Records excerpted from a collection
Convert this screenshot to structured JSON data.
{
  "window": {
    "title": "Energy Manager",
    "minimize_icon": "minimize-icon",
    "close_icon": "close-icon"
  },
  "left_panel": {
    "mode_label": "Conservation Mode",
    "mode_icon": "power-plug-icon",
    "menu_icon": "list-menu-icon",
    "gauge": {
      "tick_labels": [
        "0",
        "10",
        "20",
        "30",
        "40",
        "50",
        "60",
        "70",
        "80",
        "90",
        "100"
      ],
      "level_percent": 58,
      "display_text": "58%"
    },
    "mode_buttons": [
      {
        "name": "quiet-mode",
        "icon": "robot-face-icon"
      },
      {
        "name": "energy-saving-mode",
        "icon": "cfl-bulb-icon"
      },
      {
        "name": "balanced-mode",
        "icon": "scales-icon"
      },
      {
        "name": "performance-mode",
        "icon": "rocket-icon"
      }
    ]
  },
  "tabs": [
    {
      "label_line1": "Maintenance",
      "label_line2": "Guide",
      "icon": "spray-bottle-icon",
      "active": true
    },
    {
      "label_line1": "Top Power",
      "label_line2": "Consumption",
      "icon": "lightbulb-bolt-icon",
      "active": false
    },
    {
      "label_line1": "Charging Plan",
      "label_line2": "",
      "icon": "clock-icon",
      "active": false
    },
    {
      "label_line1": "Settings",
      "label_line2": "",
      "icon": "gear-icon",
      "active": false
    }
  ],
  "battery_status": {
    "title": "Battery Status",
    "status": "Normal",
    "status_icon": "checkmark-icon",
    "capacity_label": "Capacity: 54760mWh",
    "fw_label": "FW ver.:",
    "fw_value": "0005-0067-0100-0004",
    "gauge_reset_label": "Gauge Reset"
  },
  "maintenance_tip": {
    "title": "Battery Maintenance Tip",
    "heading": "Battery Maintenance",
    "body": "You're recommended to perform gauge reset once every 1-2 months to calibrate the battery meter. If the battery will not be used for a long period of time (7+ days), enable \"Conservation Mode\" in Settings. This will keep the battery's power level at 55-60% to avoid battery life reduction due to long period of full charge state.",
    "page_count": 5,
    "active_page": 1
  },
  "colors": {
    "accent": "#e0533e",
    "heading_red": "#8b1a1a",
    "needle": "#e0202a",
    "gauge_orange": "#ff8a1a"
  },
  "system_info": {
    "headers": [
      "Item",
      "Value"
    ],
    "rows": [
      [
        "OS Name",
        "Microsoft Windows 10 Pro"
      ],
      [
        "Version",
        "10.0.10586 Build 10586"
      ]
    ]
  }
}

= Task description =
Could you reproduce every record above exactly as it appears?

= Complete answer =
Convert this screenshot to structured JSON data.
{
  "window": {
    "title": "Energy Manager",
    "minimize_icon": "minimize-icon",
    "close_icon": "close-icon"
  },
  "left_panel": {
    "mode_label": "Conservation Mode",
    "mode_icon": "power-plug-icon",
    "menu_icon": "list-menu-icon",
    "gauge": {
      "tick_labels": [
        "0",
        "10",
        "20",
        "30",
        "40",
        "50",
        "60",
        "70",
        "80",
        "90",
        "100"
      ],
      "level_percent": 58,
      "display_text": "58%"
    },
    "mode_buttons": [
      {
        "name": "quiet-mode",
        "icon": "robot-face-icon"
      },
      {
        "name": "energy-saving-mode",
        "icon": "cfl-bulb-icon"
      },
      {
        "name": "balanced-mode",
        "icon": "scales-icon"
      },
      {
        "name": "performance-mode",
        "icon": "rocket-icon"
      }
    ]
  },
  "tabs": [
    {
      "label_line1": "Maintenance",
      "label_line2": "Guide",
      "icon": "spray-bottle-icon",
      "active": true
    },
    {
      "label_line1": "Top Power",
      "label_line2": "Consumption",
      "icon": "lightbulb-bolt-icon",
      "active": false
    },
    {
      "label_line1": "Charging Plan",
      "label_line2": "",
      "icon": "clock-icon",
      "active": false
    },
    {
      "label_line1": "Settings",
      "label_line2": "",
      "icon": "gear-icon",
      "active": false
    }
  ],
  "battery_status": {
    "title": "Battery Status",
    "status": "Normal",
    "status_icon": "checkmark-icon",
    "capacity_label": "Capacity: 54760mWh",
    "fw_label": "FW ver.:",
    "fw_value": "0005-0067-0100-0004",
    "gauge_reset_label": "Gauge Reset"
  },
  "maintenance_tip": {
    "title": "Battery Maintenance Tip",
    "heading": "Battery Maintenance",
    "body": "You're recommended to perform gauge reset once every 1-2 months to calibrate the battery meter. If the battery will not be used for a long period of time (7+ days), enable \"Conservation Mode\" in Settings. This will keep the battery's power level at 55-60% to avoid battery life reduction due to long period of full charge state.",
    "page_count": 5,
    "active_page": 1
  },
  "colors": {
    "accent": "#e0533e",
    "heading_red": "#8b1a1a",
    "needle": "#e0202a",
    "gauge_orange": "#ff8a1a"
  },
  "system_info": {
    "headers": [
      "Item",
      "Value"
    ],
    "rows": [
      [
        "OS Name",
        "Microsoft Windows 10 Pro"
      ],
      [
        "Version",
        "10.0.10586 Build 10586"
      ]
    ]
  }
}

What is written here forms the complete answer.